Copy out all lines where "methods" appears.

=====

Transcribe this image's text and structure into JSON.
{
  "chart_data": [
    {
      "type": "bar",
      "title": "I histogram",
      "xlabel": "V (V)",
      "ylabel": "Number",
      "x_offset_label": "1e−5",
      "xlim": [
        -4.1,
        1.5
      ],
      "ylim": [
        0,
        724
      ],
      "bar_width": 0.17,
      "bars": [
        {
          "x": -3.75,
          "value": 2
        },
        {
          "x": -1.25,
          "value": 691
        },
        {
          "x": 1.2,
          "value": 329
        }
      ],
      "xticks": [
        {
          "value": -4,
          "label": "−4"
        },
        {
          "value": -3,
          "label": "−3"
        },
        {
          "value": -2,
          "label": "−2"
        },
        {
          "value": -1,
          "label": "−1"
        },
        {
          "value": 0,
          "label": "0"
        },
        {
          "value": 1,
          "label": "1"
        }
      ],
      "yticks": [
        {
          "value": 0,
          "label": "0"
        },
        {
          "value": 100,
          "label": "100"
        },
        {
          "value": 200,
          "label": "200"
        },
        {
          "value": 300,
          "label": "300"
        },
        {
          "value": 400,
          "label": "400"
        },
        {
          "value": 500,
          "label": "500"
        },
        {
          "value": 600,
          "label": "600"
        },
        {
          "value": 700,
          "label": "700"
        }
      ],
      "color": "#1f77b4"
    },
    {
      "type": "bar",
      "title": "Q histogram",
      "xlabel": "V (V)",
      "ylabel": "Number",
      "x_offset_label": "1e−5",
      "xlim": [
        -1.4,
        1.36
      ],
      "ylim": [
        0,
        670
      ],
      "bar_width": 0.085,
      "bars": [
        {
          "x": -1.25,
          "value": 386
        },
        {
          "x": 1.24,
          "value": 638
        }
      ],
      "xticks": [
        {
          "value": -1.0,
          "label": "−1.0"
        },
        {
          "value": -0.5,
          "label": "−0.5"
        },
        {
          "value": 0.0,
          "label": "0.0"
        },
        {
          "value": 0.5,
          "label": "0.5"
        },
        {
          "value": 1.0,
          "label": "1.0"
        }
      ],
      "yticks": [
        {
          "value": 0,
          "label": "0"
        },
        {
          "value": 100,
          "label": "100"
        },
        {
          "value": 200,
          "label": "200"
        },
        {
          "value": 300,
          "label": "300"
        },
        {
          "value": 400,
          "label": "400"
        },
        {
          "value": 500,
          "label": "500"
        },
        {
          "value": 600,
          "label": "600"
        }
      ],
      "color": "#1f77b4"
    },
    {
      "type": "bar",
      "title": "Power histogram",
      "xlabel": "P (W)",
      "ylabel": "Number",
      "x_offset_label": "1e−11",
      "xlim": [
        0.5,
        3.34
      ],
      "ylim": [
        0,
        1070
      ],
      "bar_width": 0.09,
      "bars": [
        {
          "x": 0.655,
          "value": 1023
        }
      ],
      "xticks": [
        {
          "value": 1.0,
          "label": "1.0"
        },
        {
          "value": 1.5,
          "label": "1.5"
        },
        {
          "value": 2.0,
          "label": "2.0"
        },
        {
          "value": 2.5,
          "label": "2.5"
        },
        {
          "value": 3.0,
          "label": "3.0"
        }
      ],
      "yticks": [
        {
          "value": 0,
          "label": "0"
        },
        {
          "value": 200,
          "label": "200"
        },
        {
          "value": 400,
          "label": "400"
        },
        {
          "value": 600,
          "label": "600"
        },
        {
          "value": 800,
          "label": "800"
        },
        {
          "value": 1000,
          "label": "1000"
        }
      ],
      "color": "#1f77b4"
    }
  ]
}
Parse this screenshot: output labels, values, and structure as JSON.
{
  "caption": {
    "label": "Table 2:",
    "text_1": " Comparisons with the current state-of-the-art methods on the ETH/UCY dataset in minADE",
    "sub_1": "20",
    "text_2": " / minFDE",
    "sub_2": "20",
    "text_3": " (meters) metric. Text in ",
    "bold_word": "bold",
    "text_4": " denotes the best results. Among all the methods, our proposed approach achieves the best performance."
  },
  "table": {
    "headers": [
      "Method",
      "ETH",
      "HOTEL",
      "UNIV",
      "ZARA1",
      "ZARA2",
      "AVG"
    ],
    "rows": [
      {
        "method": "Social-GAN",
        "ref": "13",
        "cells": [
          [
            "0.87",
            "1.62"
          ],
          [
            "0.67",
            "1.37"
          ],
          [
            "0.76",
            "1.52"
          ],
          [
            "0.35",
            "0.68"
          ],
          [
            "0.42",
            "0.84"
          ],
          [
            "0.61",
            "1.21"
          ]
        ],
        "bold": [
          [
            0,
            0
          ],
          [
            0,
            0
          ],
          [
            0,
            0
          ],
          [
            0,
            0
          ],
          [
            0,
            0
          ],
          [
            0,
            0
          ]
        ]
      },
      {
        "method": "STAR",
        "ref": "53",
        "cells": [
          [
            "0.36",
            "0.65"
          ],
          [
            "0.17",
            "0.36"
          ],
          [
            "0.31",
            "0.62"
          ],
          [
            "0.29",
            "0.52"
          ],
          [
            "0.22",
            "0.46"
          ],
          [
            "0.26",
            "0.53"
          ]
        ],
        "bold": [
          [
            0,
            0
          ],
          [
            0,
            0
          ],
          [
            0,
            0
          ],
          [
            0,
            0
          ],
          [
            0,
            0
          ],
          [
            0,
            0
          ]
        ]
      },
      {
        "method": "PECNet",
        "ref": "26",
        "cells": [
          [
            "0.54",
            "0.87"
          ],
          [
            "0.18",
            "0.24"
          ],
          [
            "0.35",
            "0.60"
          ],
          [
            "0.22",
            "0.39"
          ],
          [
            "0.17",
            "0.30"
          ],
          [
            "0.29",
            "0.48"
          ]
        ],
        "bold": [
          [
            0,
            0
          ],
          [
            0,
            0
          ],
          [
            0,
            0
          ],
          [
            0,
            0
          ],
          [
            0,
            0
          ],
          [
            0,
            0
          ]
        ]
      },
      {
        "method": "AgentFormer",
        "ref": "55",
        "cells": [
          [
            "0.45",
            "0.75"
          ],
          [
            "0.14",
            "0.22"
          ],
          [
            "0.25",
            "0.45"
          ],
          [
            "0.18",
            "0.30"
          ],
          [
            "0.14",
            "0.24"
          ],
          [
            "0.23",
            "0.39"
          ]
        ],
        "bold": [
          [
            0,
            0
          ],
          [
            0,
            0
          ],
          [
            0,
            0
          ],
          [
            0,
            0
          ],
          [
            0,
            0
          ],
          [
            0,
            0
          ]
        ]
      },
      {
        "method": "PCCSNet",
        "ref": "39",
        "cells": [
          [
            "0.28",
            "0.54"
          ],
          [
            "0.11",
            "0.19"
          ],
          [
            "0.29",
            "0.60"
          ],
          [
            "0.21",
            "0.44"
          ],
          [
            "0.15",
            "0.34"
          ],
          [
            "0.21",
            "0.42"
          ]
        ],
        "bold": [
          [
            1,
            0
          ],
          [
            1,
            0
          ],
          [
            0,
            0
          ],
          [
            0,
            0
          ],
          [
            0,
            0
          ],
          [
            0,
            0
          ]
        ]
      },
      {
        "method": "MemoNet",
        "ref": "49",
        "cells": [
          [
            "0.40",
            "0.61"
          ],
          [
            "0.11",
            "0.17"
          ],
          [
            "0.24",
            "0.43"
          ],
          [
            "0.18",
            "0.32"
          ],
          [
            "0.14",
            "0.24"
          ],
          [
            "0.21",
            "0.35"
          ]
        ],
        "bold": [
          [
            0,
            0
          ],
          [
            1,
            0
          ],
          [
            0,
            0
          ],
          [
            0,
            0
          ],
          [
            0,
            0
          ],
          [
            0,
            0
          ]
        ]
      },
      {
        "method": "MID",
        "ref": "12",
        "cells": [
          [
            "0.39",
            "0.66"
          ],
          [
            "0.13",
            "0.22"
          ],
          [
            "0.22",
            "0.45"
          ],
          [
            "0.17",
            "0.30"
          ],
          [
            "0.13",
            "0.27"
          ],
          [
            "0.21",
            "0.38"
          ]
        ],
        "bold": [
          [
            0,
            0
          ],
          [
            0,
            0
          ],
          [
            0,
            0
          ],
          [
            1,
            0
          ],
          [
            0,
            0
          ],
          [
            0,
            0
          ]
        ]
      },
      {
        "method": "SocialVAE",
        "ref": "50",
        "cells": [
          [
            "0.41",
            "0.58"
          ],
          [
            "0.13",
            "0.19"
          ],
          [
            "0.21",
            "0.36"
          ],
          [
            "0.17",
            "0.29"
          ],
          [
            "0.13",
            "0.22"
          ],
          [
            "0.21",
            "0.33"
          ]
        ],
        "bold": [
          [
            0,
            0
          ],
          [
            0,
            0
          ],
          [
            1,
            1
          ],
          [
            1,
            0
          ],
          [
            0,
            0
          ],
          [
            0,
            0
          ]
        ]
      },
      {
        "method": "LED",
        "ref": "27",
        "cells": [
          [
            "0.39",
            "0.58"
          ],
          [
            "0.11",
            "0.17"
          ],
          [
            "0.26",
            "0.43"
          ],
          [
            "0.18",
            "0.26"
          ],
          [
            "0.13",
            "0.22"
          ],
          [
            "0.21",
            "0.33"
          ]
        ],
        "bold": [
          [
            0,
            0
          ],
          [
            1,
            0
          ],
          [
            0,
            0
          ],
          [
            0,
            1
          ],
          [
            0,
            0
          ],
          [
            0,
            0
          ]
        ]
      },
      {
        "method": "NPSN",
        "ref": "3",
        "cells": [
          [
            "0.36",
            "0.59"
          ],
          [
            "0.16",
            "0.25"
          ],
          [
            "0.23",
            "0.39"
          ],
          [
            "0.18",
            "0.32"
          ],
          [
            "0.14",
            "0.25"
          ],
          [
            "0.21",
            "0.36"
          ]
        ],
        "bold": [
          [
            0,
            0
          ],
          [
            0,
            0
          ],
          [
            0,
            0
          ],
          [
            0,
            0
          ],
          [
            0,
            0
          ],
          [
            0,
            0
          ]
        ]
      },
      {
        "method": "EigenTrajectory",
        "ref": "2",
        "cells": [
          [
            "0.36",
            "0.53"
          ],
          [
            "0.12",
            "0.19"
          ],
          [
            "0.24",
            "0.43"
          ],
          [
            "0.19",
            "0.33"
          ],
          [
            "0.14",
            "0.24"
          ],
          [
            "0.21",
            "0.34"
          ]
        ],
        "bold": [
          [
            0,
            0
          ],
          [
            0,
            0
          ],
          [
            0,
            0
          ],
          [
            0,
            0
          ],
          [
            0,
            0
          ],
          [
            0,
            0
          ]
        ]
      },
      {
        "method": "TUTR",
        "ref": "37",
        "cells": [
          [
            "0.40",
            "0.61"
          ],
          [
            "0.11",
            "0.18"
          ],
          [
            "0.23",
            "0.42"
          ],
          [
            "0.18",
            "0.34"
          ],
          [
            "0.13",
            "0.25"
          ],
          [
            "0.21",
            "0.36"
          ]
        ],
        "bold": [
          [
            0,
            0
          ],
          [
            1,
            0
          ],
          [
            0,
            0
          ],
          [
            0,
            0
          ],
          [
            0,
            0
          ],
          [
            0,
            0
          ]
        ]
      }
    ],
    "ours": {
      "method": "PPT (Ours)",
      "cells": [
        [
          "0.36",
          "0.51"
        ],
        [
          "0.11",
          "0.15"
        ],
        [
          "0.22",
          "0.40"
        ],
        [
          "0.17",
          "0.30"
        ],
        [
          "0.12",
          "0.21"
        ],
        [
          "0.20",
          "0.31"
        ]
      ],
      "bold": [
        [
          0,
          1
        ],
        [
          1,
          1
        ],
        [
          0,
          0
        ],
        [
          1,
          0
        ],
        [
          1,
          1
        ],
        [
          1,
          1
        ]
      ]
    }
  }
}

=====

*FINISHED EXERCISE*
    "text_1": " Comparisons with the current state-of-the-art methods on the ETH/UCY dataset in minADE",
    "text_4": " denotes the best results. Among all the methods, our proposed approach achieves the best performance."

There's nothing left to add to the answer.